### The records

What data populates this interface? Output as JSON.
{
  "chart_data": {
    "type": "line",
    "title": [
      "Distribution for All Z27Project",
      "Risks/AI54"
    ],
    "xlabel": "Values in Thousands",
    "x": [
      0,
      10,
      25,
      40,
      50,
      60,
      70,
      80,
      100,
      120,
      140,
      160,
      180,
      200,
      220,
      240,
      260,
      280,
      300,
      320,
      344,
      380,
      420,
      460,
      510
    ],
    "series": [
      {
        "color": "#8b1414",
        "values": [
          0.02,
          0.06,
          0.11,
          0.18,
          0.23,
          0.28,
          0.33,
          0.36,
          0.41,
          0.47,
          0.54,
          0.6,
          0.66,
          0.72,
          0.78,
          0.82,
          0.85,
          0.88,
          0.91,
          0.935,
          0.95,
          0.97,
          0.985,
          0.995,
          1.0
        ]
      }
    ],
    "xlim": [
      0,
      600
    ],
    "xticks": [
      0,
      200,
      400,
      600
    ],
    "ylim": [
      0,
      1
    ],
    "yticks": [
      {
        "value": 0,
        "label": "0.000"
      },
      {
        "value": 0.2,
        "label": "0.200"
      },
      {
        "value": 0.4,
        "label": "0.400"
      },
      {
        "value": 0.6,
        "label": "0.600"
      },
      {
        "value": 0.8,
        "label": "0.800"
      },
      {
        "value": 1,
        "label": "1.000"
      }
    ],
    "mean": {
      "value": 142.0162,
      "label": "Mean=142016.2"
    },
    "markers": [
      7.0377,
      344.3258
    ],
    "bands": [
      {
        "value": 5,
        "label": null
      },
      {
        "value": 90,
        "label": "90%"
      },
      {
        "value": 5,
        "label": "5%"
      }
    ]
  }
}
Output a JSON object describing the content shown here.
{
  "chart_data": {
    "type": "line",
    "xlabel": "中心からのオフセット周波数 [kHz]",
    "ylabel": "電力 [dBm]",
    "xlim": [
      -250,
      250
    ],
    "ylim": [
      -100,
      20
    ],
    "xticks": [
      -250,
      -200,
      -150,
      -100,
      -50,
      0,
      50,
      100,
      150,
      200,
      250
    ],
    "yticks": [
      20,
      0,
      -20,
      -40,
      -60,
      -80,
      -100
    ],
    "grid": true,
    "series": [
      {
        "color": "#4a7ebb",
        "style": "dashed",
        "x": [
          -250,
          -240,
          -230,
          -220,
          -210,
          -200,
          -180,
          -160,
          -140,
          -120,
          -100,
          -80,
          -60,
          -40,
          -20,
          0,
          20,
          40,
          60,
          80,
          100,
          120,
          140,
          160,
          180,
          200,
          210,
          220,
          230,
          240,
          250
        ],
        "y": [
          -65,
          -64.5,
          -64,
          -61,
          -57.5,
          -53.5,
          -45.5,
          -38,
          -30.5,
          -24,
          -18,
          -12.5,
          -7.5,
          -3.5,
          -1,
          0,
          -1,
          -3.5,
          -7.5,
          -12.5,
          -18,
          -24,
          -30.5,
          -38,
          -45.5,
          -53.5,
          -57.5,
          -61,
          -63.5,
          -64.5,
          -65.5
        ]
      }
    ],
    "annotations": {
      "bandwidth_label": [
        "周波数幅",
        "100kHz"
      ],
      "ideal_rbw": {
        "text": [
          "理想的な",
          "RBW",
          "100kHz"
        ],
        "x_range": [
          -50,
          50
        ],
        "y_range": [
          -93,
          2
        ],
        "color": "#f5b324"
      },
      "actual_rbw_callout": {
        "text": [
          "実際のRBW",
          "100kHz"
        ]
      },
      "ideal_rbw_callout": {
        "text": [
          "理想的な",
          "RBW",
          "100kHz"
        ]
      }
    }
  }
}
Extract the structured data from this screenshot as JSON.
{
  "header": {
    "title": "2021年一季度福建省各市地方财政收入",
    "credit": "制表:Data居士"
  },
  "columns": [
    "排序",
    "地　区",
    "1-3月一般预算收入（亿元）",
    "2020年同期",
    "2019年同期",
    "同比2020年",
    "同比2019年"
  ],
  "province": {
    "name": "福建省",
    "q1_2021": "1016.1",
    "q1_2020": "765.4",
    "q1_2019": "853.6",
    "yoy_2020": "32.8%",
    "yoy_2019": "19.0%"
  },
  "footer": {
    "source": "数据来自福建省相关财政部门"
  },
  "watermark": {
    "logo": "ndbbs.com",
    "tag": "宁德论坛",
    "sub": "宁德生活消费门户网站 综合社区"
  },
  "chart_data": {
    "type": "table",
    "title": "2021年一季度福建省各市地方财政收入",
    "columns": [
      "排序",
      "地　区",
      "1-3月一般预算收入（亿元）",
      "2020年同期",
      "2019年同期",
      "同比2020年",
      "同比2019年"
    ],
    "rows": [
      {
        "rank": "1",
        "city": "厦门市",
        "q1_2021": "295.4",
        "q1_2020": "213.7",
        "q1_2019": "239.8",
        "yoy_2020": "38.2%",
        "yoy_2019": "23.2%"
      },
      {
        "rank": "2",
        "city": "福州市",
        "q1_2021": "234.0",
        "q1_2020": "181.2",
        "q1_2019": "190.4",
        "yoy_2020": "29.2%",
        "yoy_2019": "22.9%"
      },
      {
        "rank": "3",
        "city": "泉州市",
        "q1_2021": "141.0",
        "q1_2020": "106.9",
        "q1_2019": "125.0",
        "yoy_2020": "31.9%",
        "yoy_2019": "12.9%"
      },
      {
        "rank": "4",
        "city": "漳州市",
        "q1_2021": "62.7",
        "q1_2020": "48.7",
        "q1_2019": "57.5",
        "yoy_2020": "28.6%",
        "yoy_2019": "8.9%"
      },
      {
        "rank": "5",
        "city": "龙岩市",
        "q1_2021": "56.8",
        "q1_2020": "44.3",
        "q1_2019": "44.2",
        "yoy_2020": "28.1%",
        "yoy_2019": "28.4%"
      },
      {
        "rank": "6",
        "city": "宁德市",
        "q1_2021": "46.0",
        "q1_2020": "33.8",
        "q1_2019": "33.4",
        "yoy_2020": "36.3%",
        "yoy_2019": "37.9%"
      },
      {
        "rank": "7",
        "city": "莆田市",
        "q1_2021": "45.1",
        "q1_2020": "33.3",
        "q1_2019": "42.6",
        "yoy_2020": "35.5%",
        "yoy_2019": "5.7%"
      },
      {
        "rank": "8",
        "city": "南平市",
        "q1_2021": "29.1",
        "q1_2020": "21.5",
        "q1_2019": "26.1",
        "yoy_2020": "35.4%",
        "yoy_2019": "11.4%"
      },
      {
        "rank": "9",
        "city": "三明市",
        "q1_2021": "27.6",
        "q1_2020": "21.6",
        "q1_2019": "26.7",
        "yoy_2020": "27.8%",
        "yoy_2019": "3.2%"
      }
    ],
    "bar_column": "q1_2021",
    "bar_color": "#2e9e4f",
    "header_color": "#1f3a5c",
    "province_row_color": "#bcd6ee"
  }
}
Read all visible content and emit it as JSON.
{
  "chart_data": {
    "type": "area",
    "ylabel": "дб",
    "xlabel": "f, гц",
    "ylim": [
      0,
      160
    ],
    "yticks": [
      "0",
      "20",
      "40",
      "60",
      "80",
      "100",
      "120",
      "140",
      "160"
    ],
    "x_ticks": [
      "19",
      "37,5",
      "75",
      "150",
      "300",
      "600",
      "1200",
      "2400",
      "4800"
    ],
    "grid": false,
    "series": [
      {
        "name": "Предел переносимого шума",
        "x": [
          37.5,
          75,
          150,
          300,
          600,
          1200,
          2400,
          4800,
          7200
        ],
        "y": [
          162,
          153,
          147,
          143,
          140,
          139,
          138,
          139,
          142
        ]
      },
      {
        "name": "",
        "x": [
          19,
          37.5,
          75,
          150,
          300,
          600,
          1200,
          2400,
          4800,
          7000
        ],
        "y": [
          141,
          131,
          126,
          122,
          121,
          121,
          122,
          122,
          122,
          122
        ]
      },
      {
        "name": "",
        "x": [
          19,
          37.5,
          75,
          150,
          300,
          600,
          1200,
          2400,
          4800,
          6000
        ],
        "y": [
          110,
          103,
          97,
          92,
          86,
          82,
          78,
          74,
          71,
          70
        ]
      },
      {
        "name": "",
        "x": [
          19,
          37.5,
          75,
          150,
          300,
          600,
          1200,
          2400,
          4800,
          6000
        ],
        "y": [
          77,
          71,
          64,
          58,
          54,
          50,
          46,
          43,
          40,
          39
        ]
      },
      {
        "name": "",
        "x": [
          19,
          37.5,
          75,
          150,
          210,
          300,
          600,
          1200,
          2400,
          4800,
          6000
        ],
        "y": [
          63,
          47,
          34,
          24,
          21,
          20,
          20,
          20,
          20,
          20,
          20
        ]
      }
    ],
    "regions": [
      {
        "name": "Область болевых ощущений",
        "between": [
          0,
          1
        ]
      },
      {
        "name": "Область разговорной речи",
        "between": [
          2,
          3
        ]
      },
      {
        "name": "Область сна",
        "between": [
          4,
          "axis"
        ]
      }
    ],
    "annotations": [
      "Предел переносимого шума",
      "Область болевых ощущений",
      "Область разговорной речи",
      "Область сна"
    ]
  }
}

### Stated exercise
From the listing above, copy out each line where the word "type" appears.

### Result for this exercise
    "type": "line",
    "type": "line",
    "type": "table",
    "type": "area",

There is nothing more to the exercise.